Task requirements
Copy out the entries word for word, beginning with the line that contains "book-a-call-link[interactable]: Book a" and continuing through the line that contains "overview-shortcut-card <box>1532 543", including both.

Source material

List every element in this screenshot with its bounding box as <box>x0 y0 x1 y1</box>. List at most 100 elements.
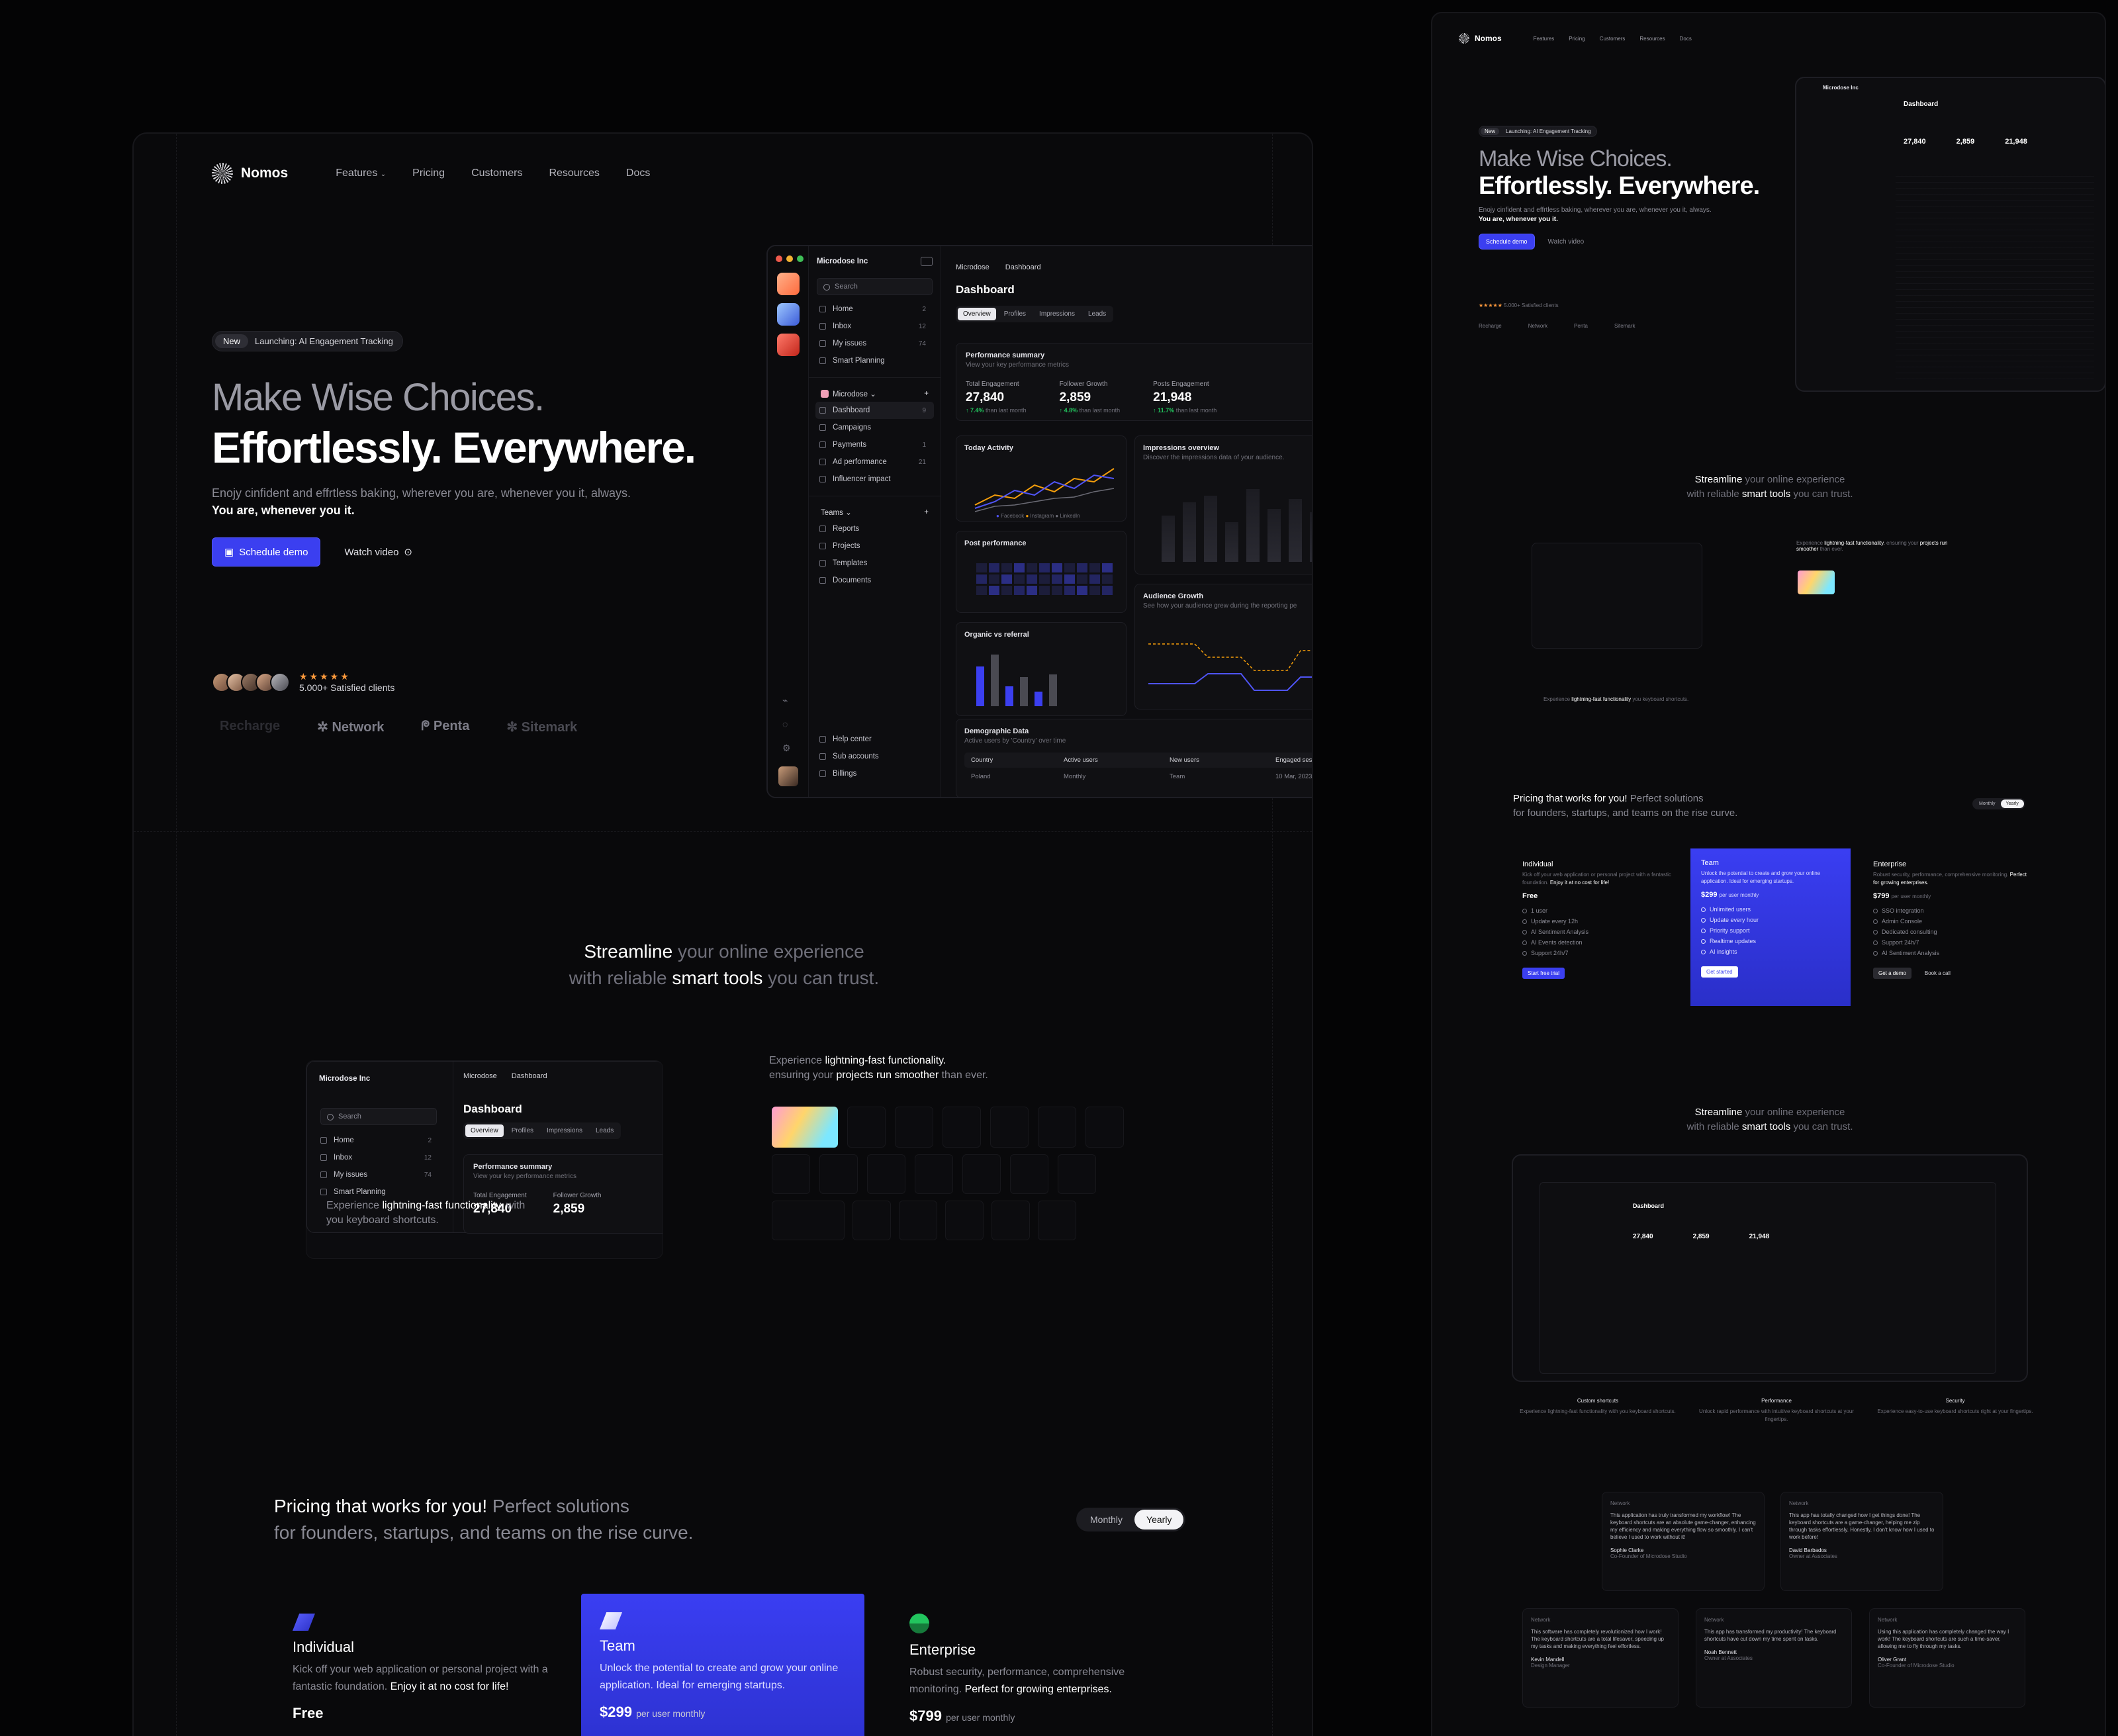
book-a-call-link[interactable]: Book a call <box>1924 970 1951 976</box>
hero-lede: Enojy cinfident and effrtless baking, wh… <box>212 486 631 517</box>
schedule-demo-button[interactable]: Schedule demo <box>1479 234 1535 250</box>
key <box>943 1107 981 1148</box>
key <box>991 1201 1030 1240</box>
strip-tools: ⌁ ◌ ⚙ <box>782 688 791 760</box>
overview-shortcut-card <box>1532 543 1702 649</box>
overview-features-headline: Streamline your online experience with r… <box>1686 474 1853 500</box>
sidebar-item-projects[interactable]: Projects <box>815 537 934 555</box>
avatar[interactable] <box>778 766 798 786</box>
nav-link-features[interactable]: Features ⌄ <box>336 167 387 179</box>
workspace-header[interactable]: Microdose ⌄ + <box>815 386 934 402</box>
get-a-demo-button[interactable]: Get a demo <box>1873 968 1911 979</box>
documents-icon <box>819 577 826 584</box>
table-row[interactable]: Poland Monthly Team 10 Mar, 2023 <box>971 773 1312 780</box>
tab-leads[interactable]: Leads <box>1087 310 1107 318</box>
clients-count: 5.000+ Satisfied clients <box>299 682 395 693</box>
overview-hero: New Launching: AI Engagement Tracking Mak… <box>1479 124 1760 329</box>
brand-logo-network: ✲ Network <box>317 720 385 735</box>
app-icon[interactable] <box>777 334 800 356</box>
nav-link-docs[interactable]: Docs <box>625 167 651 179</box>
calendar-icon: ▣ <box>224 547 234 558</box>
team-plan-icon <box>600 1612 622 1629</box>
ad-icon <box>819 459 826 465</box>
sidebar-item-payments[interactable]: Payments 1 <box>815 436 934 453</box>
page-title: Dashboard <box>956 283 1015 296</box>
post-heatmap <box>976 563 1113 595</box>
dashboard-sidebar: Microdose Inc Search Home 2 Inbox 12 My is… <box>809 246 941 797</box>
sidebar-item-dashboard[interactable]: Dashboard 9 <box>815 402 934 419</box>
activity-legend: ● Facebook ● Instagram ● LinkedIn <box>996 513 1080 519</box>
org-name[interactable]: Microdose Inc <box>817 257 868 265</box>
kpi-posts-engagement: Posts Engagement 21,948 ↑ 11.7% than last … <box>1153 381 1217 414</box>
logo-icon <box>1459 33 1469 44</box>
shortcut-feature-card: Microdose Inc Search Home 2 Inbox 12 My is… <box>306 1060 663 1259</box>
tab-impressions[interactable]: Impressions <box>1039 310 1075 318</box>
sidebar-item-campaigns[interactable]: Campaigns <box>815 419 934 436</box>
sidebar-item-templates[interactable]: Templates <box>815 555 934 572</box>
sidebar-item-help-center[interactable]: Help center <box>815 731 934 748</box>
pricing-headline: Pricing that works for you! Perfect solu… <box>274 1496 694 1543</box>
tab-profiles[interactable]: Profiles <box>1003 310 1027 318</box>
keyboard-feature-text: Experience lightning-fast functionality.… <box>769 1055 988 1081</box>
key <box>962 1154 1001 1194</box>
settings-icon[interactable]: ⚙ <box>782 743 791 753</box>
app-icon[interactable] <box>777 273 800 295</box>
mini-item-my-issues[interactable]: My issues 74 <box>316 1166 439 1183</box>
start-free-trial-button[interactable]: Start free trial <box>1522 968 1565 979</box>
sidebar-item-documents[interactable]: Documents <box>815 572 934 589</box>
table-header: Country Active users New users Engaged sess… <box>964 753 1312 768</box>
mini-item-smart-planning[interactable]: Smart Planning <box>316 1183 439 1201</box>
sidebar-item-inbox[interactable]: Inbox 12 <box>815 318 934 335</box>
mini-search[interactable]: Search <box>320 1108 437 1125</box>
collapse-icon[interactable] <box>921 257 933 266</box>
sidebar-item-sub-accounts[interactable]: Sub accounts <box>815 748 934 765</box>
sidebar-search[interactable]: Search <box>817 278 933 295</box>
brand-name[interactable]: Nomos <box>241 165 289 181</box>
nav-link-pricing[interactable]: Pricing <box>412 167 445 179</box>
sidebar-item-home[interactable]: Home 2 <box>815 300 934 318</box>
sidebar-item-reports[interactable]: Reports <box>815 520 934 537</box>
organic-bars <box>976 649 1057 706</box>
hero-title-line1: Make Wise Choices. <box>212 376 545 419</box>
sidebar-item-billings[interactable]: Billings <box>815 765 934 782</box>
watch-video-button[interactable]: Watch video <box>1547 238 1585 246</box>
teams-header[interactable]: Teams ⌄ + <box>821 508 929 517</box>
testimonial-card: Network This application has truly trans… <box>1602 1492 1765 1591</box>
key <box>852 1201 891 1240</box>
sidebar-item-influencer-impact[interactable]: Influencer impact <box>815 471 934 488</box>
key <box>1058 1154 1096 1194</box>
sidebar-item-ad-performance[interactable]: Ad performance 21 <box>815 453 934 471</box>
toggle-yearly[interactable]: Yearly <box>1134 1510 1184 1530</box>
sidebar-item-my-issues[interactable]: My issues 74 <box>815 335 934 352</box>
overview-billing-toggle: Monthly Yearly <box>1972 798 2025 809</box>
key <box>990 1107 1029 1148</box>
app-icon[interactable] <box>777 303 800 326</box>
key <box>847 1107 886 1148</box>
overview-features-headline-2: Streamline your online experience with r… <box>1686 1107 1853 1132</box>
watch-video-button[interactable]: Watch video ⊙ <box>344 546 412 559</box>
link-icon[interactable]: ⌁ <box>782 695 788 706</box>
overview-pricing-headline: Pricing that works for you! Perfect solu… <box>1513 793 1738 819</box>
impressions-bars <box>1162 489 1312 562</box>
dashboard-tabs: Overview Profiles Impressions Leads <box>956 306 1114 322</box>
highlighted-key[interactable] <box>772 1107 838 1148</box>
announcement-badge[interactable]: New Launching: AI Engagement Tracking <box>212 331 403 351</box>
key <box>895 1107 933 1148</box>
mini-dashboard: Microdose Inc Search Home 2 Inbox 12 My is… <box>306 1061 663 1234</box>
performance-summary-card: Performance summary View your key perform… <box>956 343 1312 421</box>
mini-item-home[interactable]: Home 2 <box>316 1132 439 1149</box>
testimonial-card: Network This app has totally changed how… <box>1780 1492 1943 1591</box>
mini-item-inbox[interactable]: Inbox 12 <box>316 1149 439 1166</box>
rating-stars: ★★★★★ <box>299 671 351 682</box>
plan-name: Individual <box>293 1639 354 1655</box>
toggle-monthly[interactable]: Monthly <box>1090 1514 1123 1525</box>
plan-enterprise: Enterprise Robust security, performance,… <box>909 1614 1174 1725</box>
bulb-icon[interactable]: ◌ <box>782 719 788 729</box>
get-started-button[interactable]: Get started <box>1701 966 1738 978</box>
nav-link-customers[interactable]: Customers <box>471 167 523 179</box>
sidebar-item-smart-planning[interactable]: Smart Planning <box>815 352 934 369</box>
plan-team: Team Unlock the potential to create and … <box>581 1594 864 1736</box>
nav-link-resources[interactable]: Resources <box>549 167 600 179</box>
schedule-demo-button[interactable]: ▣ Schedule demo <box>212 537 321 567</box>
tab-overview[interactable]: Overview <box>958 308 996 320</box>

Complete output
book-a-call-link[interactable]: Book a call <box>1924 970 1951 976</box>
hero-lede: Enojy cinfident and effrtless baking, wh… <box>212 486 631 517</box>
schedule-demo-button[interactable]: Schedule demo <box>1479 234 1535 250</box>
key <box>943 1107 981 1148</box>
key <box>991 1201 1030 1240</box>
strip-tools: ⌁ ◌ ⚙ <box>782 688 791 760</box>
overview-shortcut-card <box>1532 543 1702 649</box>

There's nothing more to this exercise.